Ziel der Aufgabe
Wandle alles von der Zeile mit "title-line: TENTANG xyxy=(341,520,1326,550)" bis hinunter zur Zeile mit "menimbang-label: Menimbang xyxy=(296,699,402,721)", beide eingeschlossen, in eine Markdown-Tabelle mit den Spalten "Nr." und "Zeile" um. Lass dabei leere Zeilen weg.
------------------------------
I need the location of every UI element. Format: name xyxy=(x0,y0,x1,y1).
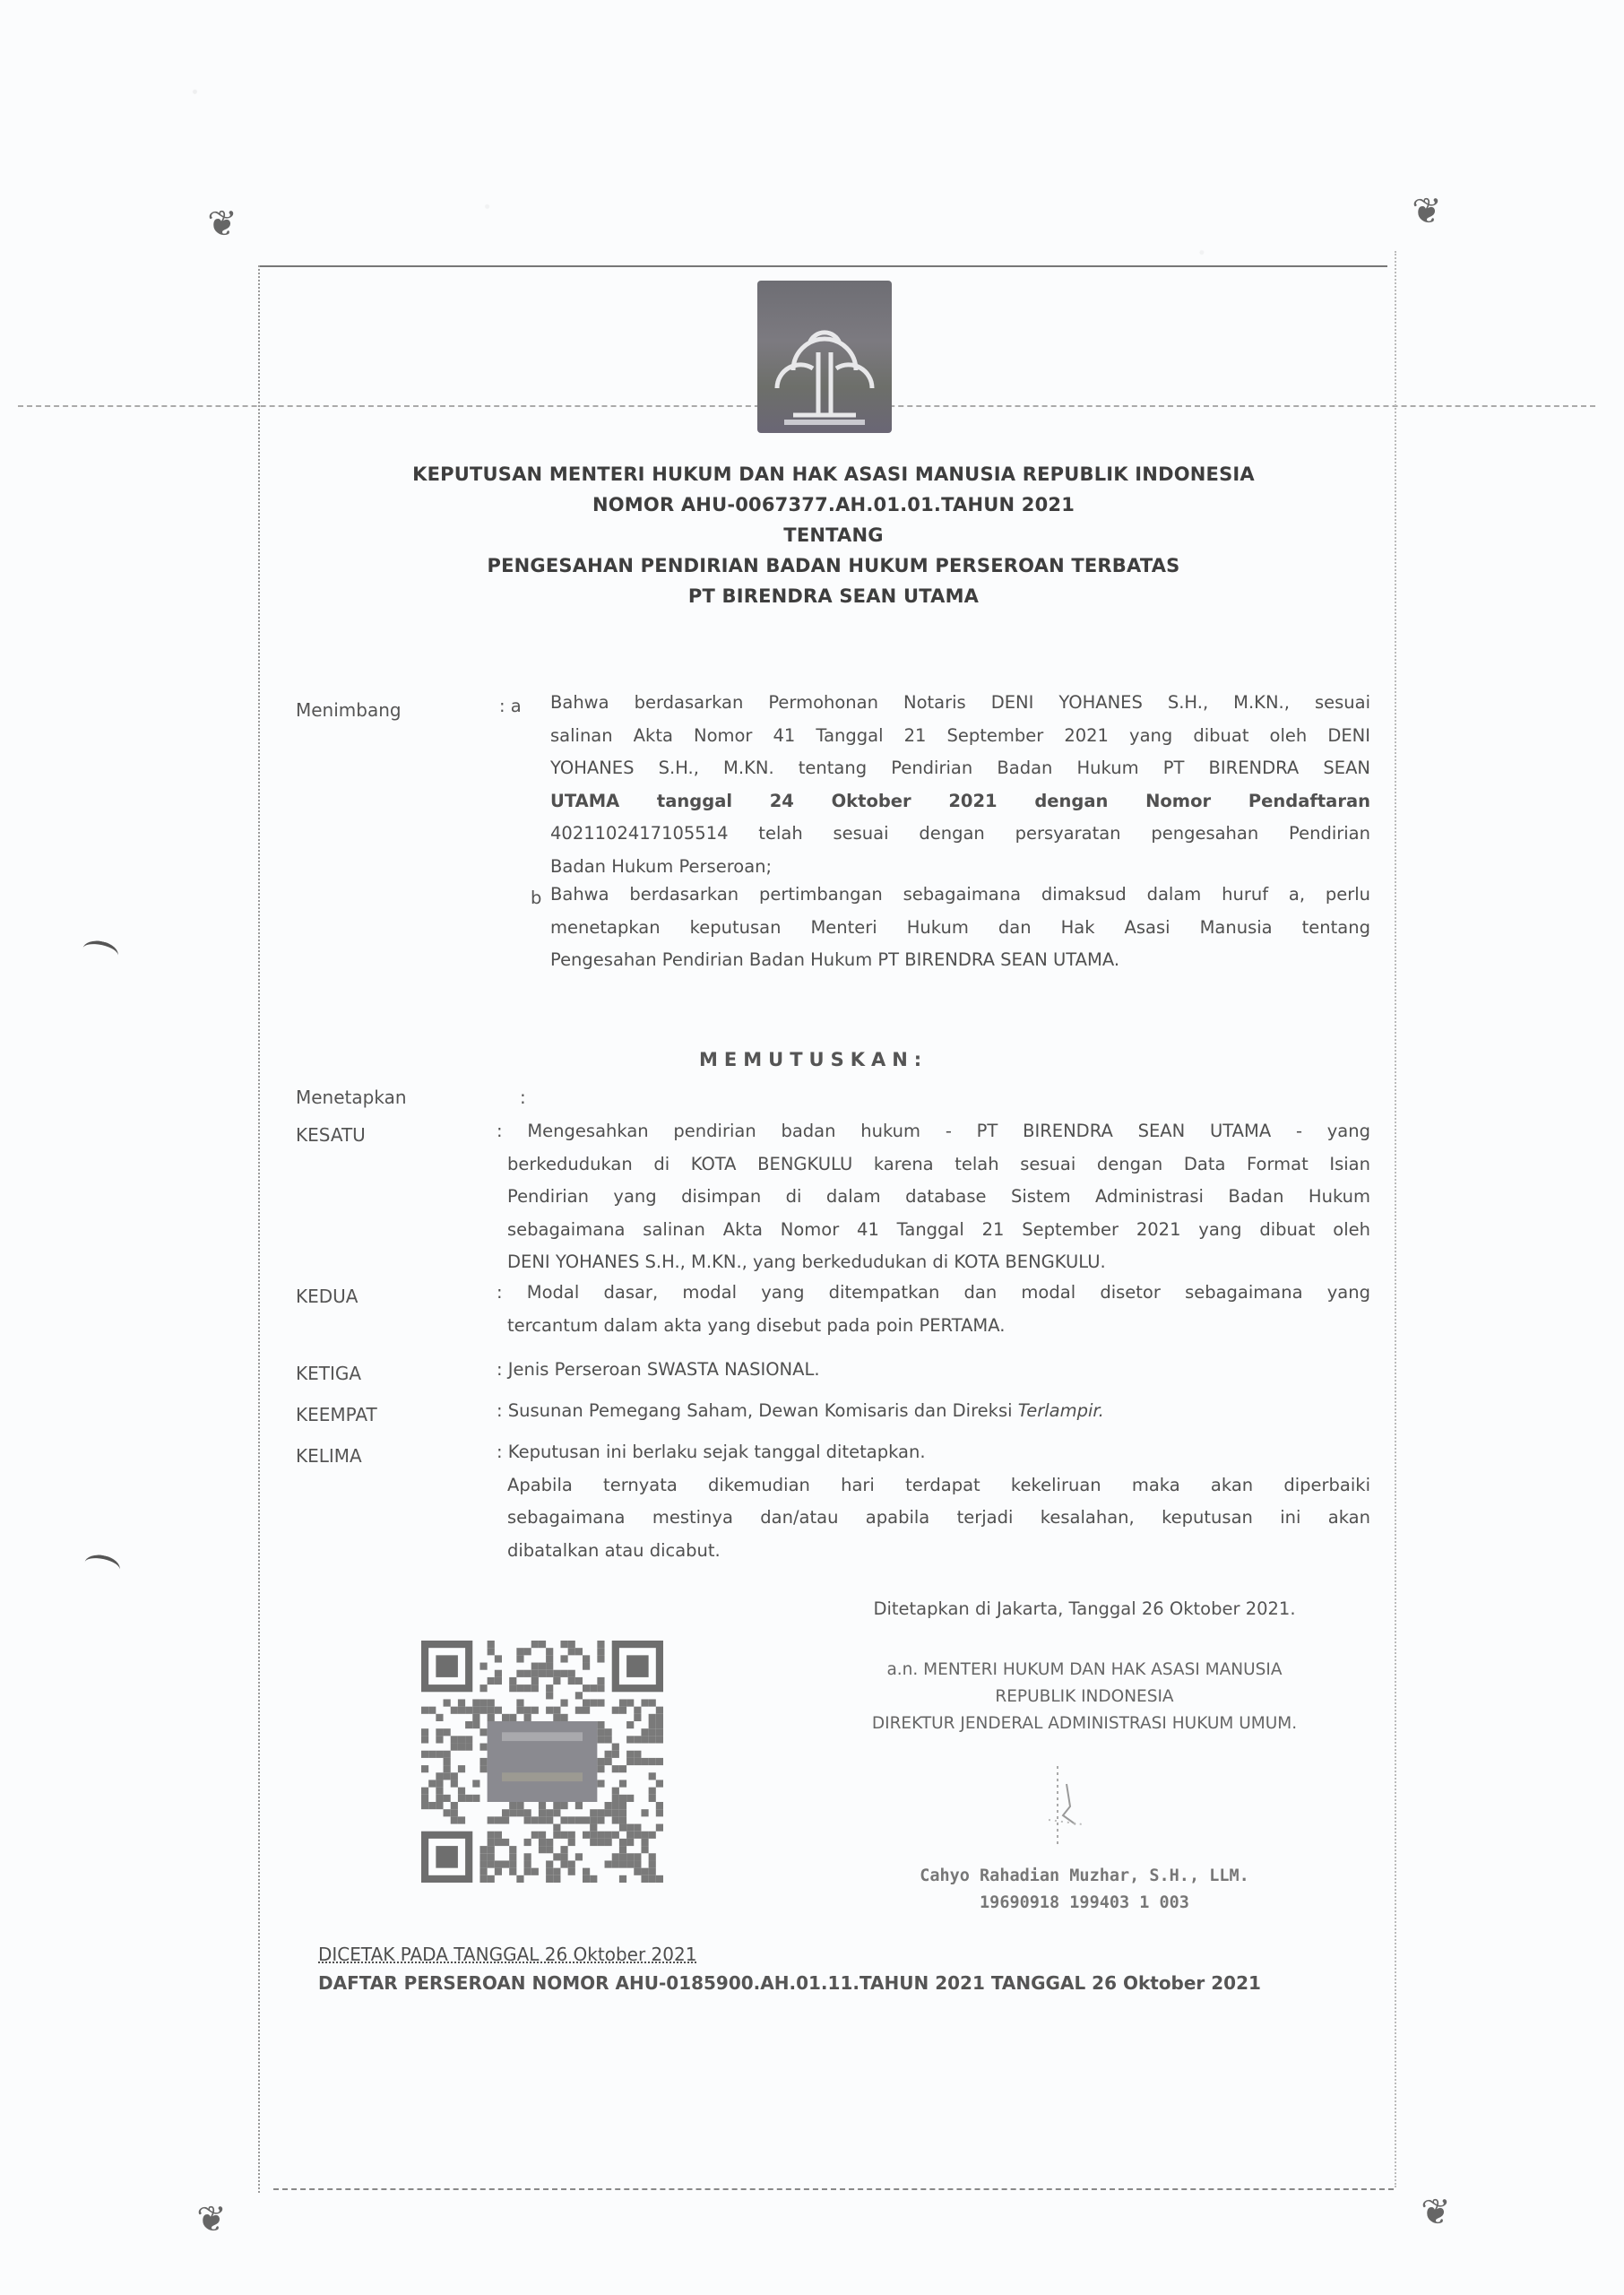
title-line: TENTANG xyxy=(341,520,1326,550)
decision-kelima-text: : Keputusan ini berlaku sejak tanggal di… xyxy=(497,1436,1370,1567)
signature-place-date: Ditetapkan di Jakarta, Tanggal 26 Oktobe… xyxy=(807,1596,1362,1623)
punch-hole-mark xyxy=(82,1552,122,1581)
frame-top-line xyxy=(258,265,1387,267)
menimbang-label: Menimbang xyxy=(296,699,402,721)
title-line: PENGESAHAN PENDIRIAN BADAN HUKUM PERSERO… xyxy=(341,550,1326,581)
document-title: KEPUTUSAN MENTERI HUKUM DAN HAK ASASI MA… xyxy=(341,459,1326,611)
decision-label-keempat: KEEMPAT xyxy=(296,1404,377,1425)
decision-kesatu-text: : Mengesahkan pendirian badan hukum - PT… xyxy=(497,1115,1370,1279)
terlampir-text: Terlampir. xyxy=(1018,1400,1104,1421)
ministry-emblem-icon xyxy=(757,281,892,433)
clause-b-prefix: b xyxy=(531,888,541,908)
corner-ornament-icon: ❦ xyxy=(192,2200,231,2239)
frame-right-line xyxy=(1395,251,1396,2187)
signatory-block: Cahyo Rahadian Muzhar, S.H., LLM. 196909… xyxy=(842,1863,1326,1917)
title-decree-number: NOMOR AHU-0067377.AH.01.01.TAHUN 2021 xyxy=(341,489,1326,520)
registry-number: DAFTAR PERSEROAN NOMOR AHU-0185900.AH.01… xyxy=(318,1972,1261,1994)
printed-date: DICETAK PADA TANGGAL 26 Oktober 2021 xyxy=(318,1944,696,1965)
decision-kedua-text: : Modal dasar, modal yang ditempatkan da… xyxy=(497,1277,1370,1342)
corner-ornament-icon: ❦ xyxy=(1416,2193,1456,2232)
frame-left-line xyxy=(258,265,260,2193)
corner-ornament-icon: ❦ xyxy=(203,204,242,244)
menimbang-clause-a: Bahwa berdasarkan Permohonan Notaris DEN… xyxy=(550,687,1370,883)
menetapkan-colon: : xyxy=(520,1087,526,1108)
signatory-nip: 19690918 199403 1 003 xyxy=(842,1890,1326,1917)
title-company-name: PT BIRENDRA SEAN UTAMA xyxy=(341,581,1326,611)
menetapkan-label: Menetapkan xyxy=(296,1087,407,1108)
clause-a-prefix: : a xyxy=(499,696,522,716)
signature-scribble-icon xyxy=(1040,1762,1093,1855)
decision-ketiga-text: : Jenis Perseroan SWASTA NASIONAL. xyxy=(497,1354,1370,1387)
decision-label-kesatu: KESATU xyxy=(296,1124,366,1146)
memutuskan-heading: MEMUTUSKAN: xyxy=(699,1049,928,1070)
menimbang-clause-b: Bahwa berdasarkan pertimbangan sebagaima… xyxy=(550,879,1370,977)
verification-qr-code xyxy=(421,1641,663,1887)
decision-label-kedua: KEDUA xyxy=(296,1286,358,1307)
corner-ornament-icon: ❦ xyxy=(1407,192,1447,231)
decision-label-ketiga: KETIGA xyxy=(296,1363,361,1384)
title-line: KEPUTUSAN MENTERI HUKUM DAN HAK ASASI MA… xyxy=(341,459,1326,489)
decision-keempat-text: : Susunan Pemegang Saham, Dewan Komisari… xyxy=(497,1395,1370,1428)
signature-on-behalf: a.n. MENTERI HUKUM DAN HAK ASASI MANUSIA… xyxy=(807,1657,1362,1737)
decision-label-kelima: KELIMA xyxy=(296,1445,362,1467)
frame-bottom-line xyxy=(273,2188,1394,2190)
punch-hole-mark xyxy=(81,938,120,966)
signatory-name: Cahyo Rahadian Muzhar, S.H., LLM. xyxy=(842,1863,1326,1890)
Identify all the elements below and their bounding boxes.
------------------------------
Vollständige Ausgabe
| Nr. | Zeile |
|---|---|
| 1 | title-line: TENTANG xyxy=(341,520,1326,550) |
| 2 | decision-kelima-text: : Keputusan ini berlaku sejak tanggal di… xyxy=(497,1436,1370,1567) |
| 3 | signature-place-date: Ditetapkan di Jakarta, Tanggal 26 Oktobe… xyxy=(807,1596,1362,1623) |
| 4 | punch-hole-mark xyxy=(82,1552,122,1581) |
| 5 | frame-top-line xyxy=(258,265,1387,267) |
| 6 | menimbang-label: Menimbang xyxy=(296,699,402,721) |